SET PROBLEM:
Would you copy out the whole listing exactly as given?

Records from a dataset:
━━━━━━━━━━
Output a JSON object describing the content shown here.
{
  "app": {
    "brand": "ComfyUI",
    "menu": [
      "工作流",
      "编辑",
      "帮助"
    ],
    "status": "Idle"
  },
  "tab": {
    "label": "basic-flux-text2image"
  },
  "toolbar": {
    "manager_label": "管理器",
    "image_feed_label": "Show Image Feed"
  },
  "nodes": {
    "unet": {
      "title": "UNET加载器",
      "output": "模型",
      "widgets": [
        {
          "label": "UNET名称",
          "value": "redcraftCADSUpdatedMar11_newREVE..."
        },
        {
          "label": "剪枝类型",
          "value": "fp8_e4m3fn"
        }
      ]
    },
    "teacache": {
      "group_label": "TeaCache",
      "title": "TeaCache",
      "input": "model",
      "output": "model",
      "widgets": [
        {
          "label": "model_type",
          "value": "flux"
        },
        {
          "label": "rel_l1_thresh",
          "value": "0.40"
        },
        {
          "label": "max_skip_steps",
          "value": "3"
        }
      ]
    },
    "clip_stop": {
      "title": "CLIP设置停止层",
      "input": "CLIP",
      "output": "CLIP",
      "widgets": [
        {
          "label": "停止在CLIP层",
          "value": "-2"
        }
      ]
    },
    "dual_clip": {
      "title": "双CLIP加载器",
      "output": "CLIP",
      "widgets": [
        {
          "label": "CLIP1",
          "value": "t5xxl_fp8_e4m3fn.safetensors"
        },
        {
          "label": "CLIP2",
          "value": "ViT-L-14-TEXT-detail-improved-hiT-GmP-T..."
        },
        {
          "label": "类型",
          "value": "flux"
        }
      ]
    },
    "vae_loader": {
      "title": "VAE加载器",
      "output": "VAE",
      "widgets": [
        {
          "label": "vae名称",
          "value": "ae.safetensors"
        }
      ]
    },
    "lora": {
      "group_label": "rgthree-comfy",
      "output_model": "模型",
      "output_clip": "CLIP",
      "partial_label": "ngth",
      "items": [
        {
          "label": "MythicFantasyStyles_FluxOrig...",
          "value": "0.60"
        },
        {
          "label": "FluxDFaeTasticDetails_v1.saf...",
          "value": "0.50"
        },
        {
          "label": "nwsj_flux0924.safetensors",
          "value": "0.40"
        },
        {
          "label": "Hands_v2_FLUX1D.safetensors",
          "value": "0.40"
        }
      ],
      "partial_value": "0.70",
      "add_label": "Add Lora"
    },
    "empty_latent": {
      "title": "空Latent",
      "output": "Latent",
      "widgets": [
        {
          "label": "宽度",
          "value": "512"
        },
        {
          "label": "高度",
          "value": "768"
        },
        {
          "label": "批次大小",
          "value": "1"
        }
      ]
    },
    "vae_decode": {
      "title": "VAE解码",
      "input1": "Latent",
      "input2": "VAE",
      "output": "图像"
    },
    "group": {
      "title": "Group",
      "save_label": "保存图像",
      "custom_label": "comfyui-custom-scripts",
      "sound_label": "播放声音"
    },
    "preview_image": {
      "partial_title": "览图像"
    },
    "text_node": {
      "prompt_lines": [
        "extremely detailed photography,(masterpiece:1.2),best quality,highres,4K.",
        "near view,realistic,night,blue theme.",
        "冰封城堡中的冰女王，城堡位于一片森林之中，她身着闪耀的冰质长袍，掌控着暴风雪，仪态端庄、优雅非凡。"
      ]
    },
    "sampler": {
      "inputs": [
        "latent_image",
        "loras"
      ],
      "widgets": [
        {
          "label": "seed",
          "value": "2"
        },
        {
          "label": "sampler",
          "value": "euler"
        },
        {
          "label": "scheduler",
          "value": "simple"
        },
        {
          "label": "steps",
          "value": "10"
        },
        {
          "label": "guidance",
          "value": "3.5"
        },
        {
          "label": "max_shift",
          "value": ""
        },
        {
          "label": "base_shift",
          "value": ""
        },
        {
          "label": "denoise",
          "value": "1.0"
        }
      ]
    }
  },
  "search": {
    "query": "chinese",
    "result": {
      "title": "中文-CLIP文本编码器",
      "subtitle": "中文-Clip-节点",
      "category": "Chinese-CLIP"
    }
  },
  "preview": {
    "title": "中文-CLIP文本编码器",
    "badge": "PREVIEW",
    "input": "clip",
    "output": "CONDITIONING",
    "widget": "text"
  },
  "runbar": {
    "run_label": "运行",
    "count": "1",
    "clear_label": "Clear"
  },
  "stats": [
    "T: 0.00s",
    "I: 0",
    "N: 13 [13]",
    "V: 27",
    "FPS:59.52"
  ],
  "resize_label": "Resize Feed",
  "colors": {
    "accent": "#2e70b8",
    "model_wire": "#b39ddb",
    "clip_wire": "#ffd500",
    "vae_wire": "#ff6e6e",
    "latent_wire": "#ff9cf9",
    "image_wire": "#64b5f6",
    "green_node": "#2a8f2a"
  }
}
━━━━━━━━━━
RESPONSE TO THIS TASK:
Output a JSON object describing the content shown here.
{
  "app": {
    "brand": "ComfyUI",
    "menu": [
      "工作流",
      "编辑",
      "帮助"
    ],
    "status": "Idle"
  },
  "tab": {
    "label": "basic-flux-text2image"
  },
  "toolbar": {
    "manager_label": "管理器",
    "image_feed_label": "Show Image Feed"
  },
  "nodes": {
    "unet": {
      "title": "UNET加载器",
      "output": "模型",
      "widgets": [
        {
          "label": "UNET名称",
          "value": "redcraftCADSUpdatedMar11_newREVE..."
        },
        {
          "label": "剪枝类型",
          "value": "fp8_e4m3fn"
        }
      ]
    },
    "teacache": {
      "group_label": "TeaCache",
      "title": "TeaCache",
      "input": "model",
      "output": "model",
      "widgets": [
        {
          "label": "model_type",
          "value": "flux"
        },
        {
          "label": "rel_l1_thresh",
          "value": "0.40"
        },
        {
          "label": "max_skip_steps",
          "value": "3"
        }
      ]
    },
    "clip_stop": {
      "title": "CLIP设置停止层",
      "input": "CLIP",
      "output": "CLIP",
      "widgets": [
        {
          "label": "停止在CLIP层",
          "value": "-2"
        }
      ]
    },
    "dual_clip": {
      "title": "双CLIP加载器",
      "output": "CLIP",
      "widgets": [
        {
          "label": "CLIP1",
          "value": "t5xxl_fp8_e4m3fn.safetensors"
        },
        {
          "label": "CLIP2",
          "value": "ViT-L-14-TEXT-detail-improved-hiT-GmP-T..."
        },
        {
          "label": "类型",
          "value": "flux"
        }
      ]
    },
    "vae_loader": {
      "title": "VAE加载器",
      "output": "VAE",
      "widgets": [
        {
          "label": "vae名称",
          "value": "ae.safetensors"
        }
      ]
    },
    "lora": {
      "group_label": "rgthree-comfy",
      "output_model": "模型",
      "output_clip": "CLIP",
      "partial_label": "ngth",
      "items": [
        {
          "label": "MythicFantasyStyles_FluxOrig...",
          "value": "0.60"
        },
        {
          "label": "FluxDFaeTasticDetails_v1.saf...",
          "value": "0.50"
        },
        {
          "label": "nwsj_flux0924.safetensors",
          "value": "0.40"
        },
        {
          "label": "Hands_v2_FLUX1D.safetensors",
          "value": "0.40"
        }
      ],
      "partial_value": "0.70",
      "add_label": "Add Lora"
    },
    "empty_latent": {
      "title": "空Latent",
      "output": "Latent",
      "widgets": [
        {
          "label": "宽度",
          "value": "512"
        },
        {
          "label": "高度",
          "value": "768"
        },
        {
          "label": "批次大小",
          "value": "1"
        }
      ]
    },
    "vae_decode": {
      "title": "VAE解码",
      "input1": "Latent",
      "input2": "VAE",
      "output": "图像"
    },
    "group": {
      "title": "Group",
      "save_label": "保存图像",
      "custom_label": "comfyui-custom-scripts",
      "sound_label": "播放声音"
    },
    "preview_image": {
      "partial_title": "览图像"
    },
    "text_node": {
      "prompt_lines": [
        "extremely detailed photography,(masterpiece:1.2),best quality,highres,4K.",
        "near view,realistic,night,blue theme.",
        "冰封城堡中的冰女王，城堡位于一片森林之中，她身着闪耀的冰质长袍，掌控着暴风雪，仪态端庄、优雅非凡。"
      ]
    },
    "sampler": {
      "inputs": [
        "latent_image",
        "loras"
      ],
      "widgets": [
        {
          "label": "seed",
          "value": "2"
        },
        {
          "label": "sampler",
          "value": "euler"
        },
        {
          "label": "scheduler",
          "value": "simple"
        },
        {
          "label": "steps",
          "value": "10"
        },
        {
          "label": "guidance",
          "value": "3.5"
        },
        {
          "label": "max_shift",
          "value": ""
        },
        {
          "label": "base_shift",
          "value": ""
        },
        {
          "label": "denoise",
          "value": "1.0"
        }
      ]
    }
  },
  "search": {
    "query": "chinese",
    "result": {
      "title": "中文-CLIP文本编码器",
      "subtitle": "中文-Clip-节点",
      "category": "Chinese-CLIP"
    }
  },
  "preview": {
    "title": "中文-CLIP文本编码器",
    "badge": "PREVIEW",
    "input": "clip",
    "output": "CONDITIONING",
    "widget": "text"
  },
  "runbar": {
    "run_label": "运行",
    "count": "1",
    "clear_label": "Clear"
  },
  "stats": [
    "T: 0.00s",
    "I: 0",
    "N: 13 [13]",
    "V: 27",
    "FPS:59.52"
  ],
  "resize_label": "Resize Feed",
  "colors": {
    "accent": "#2e70b8",
    "model_wire": "#b39ddb",
    "clip_wire": "#ffd500",
    "vae_wire": "#ff6e6e",
    "latent_wire": "#ff9cf9",
    "image_wire": "#64b5f6",
    "green_node": "#2a8f2a"
  }
}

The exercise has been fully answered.